#### WORK REQUIRED
Report, as a bare number, how many lines of the material below contain the word "plastic".

(Entries with figure data)
==============================
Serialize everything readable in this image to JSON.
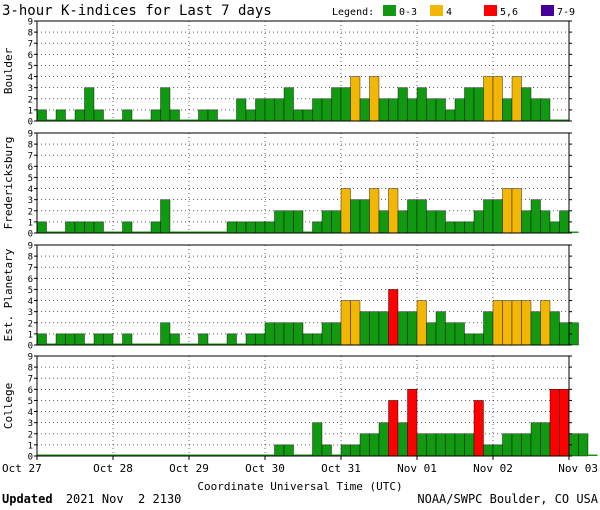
{
  "title": "3-hour K-indices for Last 7 days",
  "legend": {
    "label": "Legend:",
    "items": [
      {
        "label": "0-3",
        "color": "#119911"
      },
      {
        "label": "4",
        "color": "#f2b705"
      },
      {
        "label": "5,6",
        "color": "#ff0000"
      },
      {
        "label": "7-9",
        "color": "#440099"
      }
    ]
  },
  "xlabel": "Coordinate Universal Time (UTC)",
  "footer": {
    "updated_label": "Updated",
    "updated_value": "2021 Nov  2 2130",
    "credit": "NOAA/SWPC Boulder, CO USA"
  },
  "chart_data": {
    "type": "bar",
    "x_ticks": [
      "Oct 27",
      "Oct 28",
      "Oct 29",
      "Oct 30",
      "Oct 31",
      "Nov 01",
      "Nov 02",
      "Nov 03"
    ],
    "ylim": [
      0,
      9
    ],
    "y_ticks": [
      0,
      1,
      2,
      3,
      4,
      5,
      6,
      7,
      8,
      9
    ],
    "intervals_per_day": 8,
    "color_rule": {
      "0-3": "#119911",
      "4": "#f2b705",
      "5,6": "#ff0000",
      "7-9": "#440099"
    },
    "panels": [
      {
        "name": "Boulder",
        "values": [
          1,
          0,
          1,
          0,
          1,
          3,
          1,
          0,
          0,
          1,
          0,
          0,
          1,
          3,
          1,
          0,
          0,
          1,
          1,
          0,
          0,
          2,
          1,
          2,
          2,
          2,
          3,
          1,
          1,
          2,
          2,
          3,
          3,
          4,
          2,
          4,
          2,
          2,
          3,
          2,
          3,
          2,
          2,
          1,
          2,
          3,
          3,
          4,
          4,
          2,
          4,
          3,
          2,
          2,
          0,
          0
        ]
      },
      {
        "name": "Fredericksburg",
        "values": [
          1,
          0,
          0,
          1,
          1,
          1,
          1,
          0,
          0,
          1,
          0,
          0,
          1,
          3,
          0,
          0,
          0,
          0,
          0,
          0,
          1,
          1,
          1,
          1,
          1,
          2,
          2,
          2,
          0,
          1,
          2,
          2,
          4,
          3,
          3,
          4,
          2,
          4,
          2,
          3,
          3,
          2,
          2,
          1,
          1,
          1,
          2,
          3,
          3,
          4,
          4,
          2,
          3,
          2,
          1,
          2,
          0
        ]
      },
      {
        "name": "Est. Planetary",
        "values": [
          1,
          0,
          1,
          1,
          1,
          0,
          1,
          1,
          0,
          1,
          0,
          0,
          0,
          2,
          1,
          0,
          0,
          1,
          0,
          0,
          1,
          0,
          1,
          1,
          2,
          2,
          2,
          2,
          1,
          1,
          2,
          2,
          4,
          4,
          3,
          3,
          3,
          5,
          3,
          3,
          4,
          2,
          3,
          2,
          2,
          1,
          1,
          3,
          4,
          4,
          4,
          4,
          3,
          4,
          3,
          2,
          2
        ]
      },
      {
        "name": "College",
        "values": [
          0,
          0,
          0,
          0,
          0,
          0,
          0,
          0,
          0,
          0,
          0,
          0,
          0,
          0,
          0,
          0,
          0,
          0,
          0,
          0,
          0,
          0,
          0,
          0,
          0,
          1,
          1,
          0,
          0,
          3,
          1,
          0,
          1,
          1,
          2,
          2,
          3,
          5,
          3,
          6,
          2,
          2,
          2,
          2,
          2,
          2,
          5,
          1,
          1,
          2,
          2,
          2,
          3,
          3,
          6,
          6,
          2,
          2,
          0
        ]
      }
    ]
  }
}
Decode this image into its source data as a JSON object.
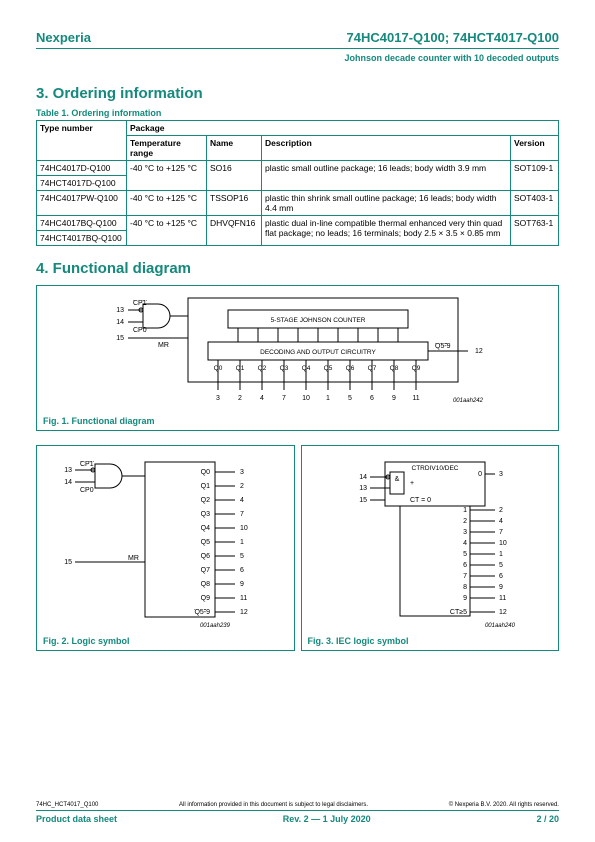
{
  "header": {
    "brand": "Nexperia",
    "part": "74HC4017-Q100; 74HCT4017-Q100",
    "subtitle": "Johnson decade counter with 10 decoded outputs"
  },
  "sections": {
    "ordering": "3.  Ordering information",
    "functional": "4.  Functional diagram"
  },
  "table": {
    "caption": "Table 1. Ordering information",
    "headers": {
      "type": "Type number",
      "package": "Package",
      "temp": "Temperature range",
      "name": "Name",
      "desc": "Description",
      "ver": "Version"
    },
    "rows": [
      {
        "type": "74HC4017D-Q100",
        "temp": "-40 °C to +125 °C",
        "name": "SO16",
        "desc": "plastic small outline package; 16 leads; body width 3.9 mm",
        "ver": "SOT109-1"
      },
      {
        "type": "74HCT4017D-Q100"
      },
      {
        "type": "74HC4017PW-Q100",
        "temp": "-40 °C to +125 °C",
        "name": "TSSOP16",
        "desc": "plastic thin shrink small outline package; 16 leads; body width 4.4 mm",
        "ver": "SOT403-1"
      },
      {
        "type": "74HC4017BQ-Q100",
        "temp": "-40 °C to +125 °C",
        "name": "DHVQFN16",
        "desc": "plastic dual in-line compatible thermal enhanced very thin quad flat package; no leads; 16 terminals; body 2.5 × 3.5 × 0.85 mm",
        "ver": "SOT763-1"
      },
      {
        "type": "74HCT4017BQ-Q100"
      }
    ]
  },
  "fig1": {
    "caption": "Fig. 1.    Functional diagram",
    "code": "001aah242",
    "inputs": {
      "cp1": "CP1",
      "cp0": "CP0",
      "mr": "MR"
    },
    "pins_in": {
      "cp1": "13",
      "cp0": "14",
      "mr": "15"
    },
    "blocks": {
      "counter": "5-STAGE JOHNSON COUNTER",
      "decode": "DECODING AND OUTPUT CIRCUITRY"
    },
    "q59": "Q5-9",
    "q59_pin": "12",
    "outputs": [
      "Q0",
      "Q1",
      "Q2",
      "Q3",
      "Q4",
      "Q5",
      "Q6",
      "Q7",
      "Q8",
      "Q9"
    ],
    "out_pins": [
      "3",
      "2",
      "4",
      "7",
      "10",
      "1",
      "5",
      "6",
      "9",
      "11"
    ]
  },
  "fig2": {
    "caption": "Fig. 2.    Logic symbol",
    "code": "001aah239",
    "inputs": {
      "cp1": "CP1",
      "cp0": "CP0",
      "mr": "MR"
    },
    "pins_in": {
      "cp1": "13",
      "cp0": "14",
      "mr": "15"
    },
    "outs": [
      {
        "l": "Q0",
        "p": "3"
      },
      {
        "l": "Q1",
        "p": "2"
      },
      {
        "l": "Q2",
        "p": "4"
      },
      {
        "l": "Q3",
        "p": "7"
      },
      {
        "l": "Q4",
        "p": "10"
      },
      {
        "l": "Q5",
        "p": "1"
      },
      {
        "l": "Q6",
        "p": "5"
      },
      {
        "l": "Q7",
        "p": "6"
      },
      {
        "l": "Q8",
        "p": "9"
      },
      {
        "l": "Q9",
        "p": "11"
      },
      {
        "l": "Q5-9",
        "p": "12"
      }
    ]
  },
  "fig3": {
    "caption": "Fig. 3.    IEC logic symbol",
    "code": "001aah240",
    "top": "CTRDIV10/DEC",
    "left": [
      {
        "pin": "14",
        "l": "&"
      },
      {
        "pin": "13",
        "l": "+"
      },
      {
        "pin": "15",
        "l": "CT = 0"
      }
    ],
    "right": [
      {
        "v": "0",
        "p": "3"
      },
      {
        "v": "1",
        "p": "2"
      },
      {
        "v": "2",
        "p": "4"
      },
      {
        "v": "3",
        "p": "7"
      },
      {
        "v": "4",
        "p": "10"
      },
      {
        "v": "5",
        "p": "1"
      },
      {
        "v": "6",
        "p": "5"
      },
      {
        "v": "7",
        "p": "6"
      },
      {
        "v": "8",
        "p": "9"
      },
      {
        "v": "9",
        "p": "11"
      },
      {
        "v": "CT≥5",
        "p": "12"
      }
    ]
  },
  "footer": {
    "doc": "74HC_HCT4017_Q100",
    "disclaim": "All information provided in this document is subject to legal disclaimers.",
    "copy": "© Nexperia B.V. 2020. All rights reserved.",
    "left": "Product data sheet",
    "center": "Rev. 2 — 1 July 2020",
    "right": "2 / 20"
  }
}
==============================
#### ANSWER FOR THIS EXERCISE
3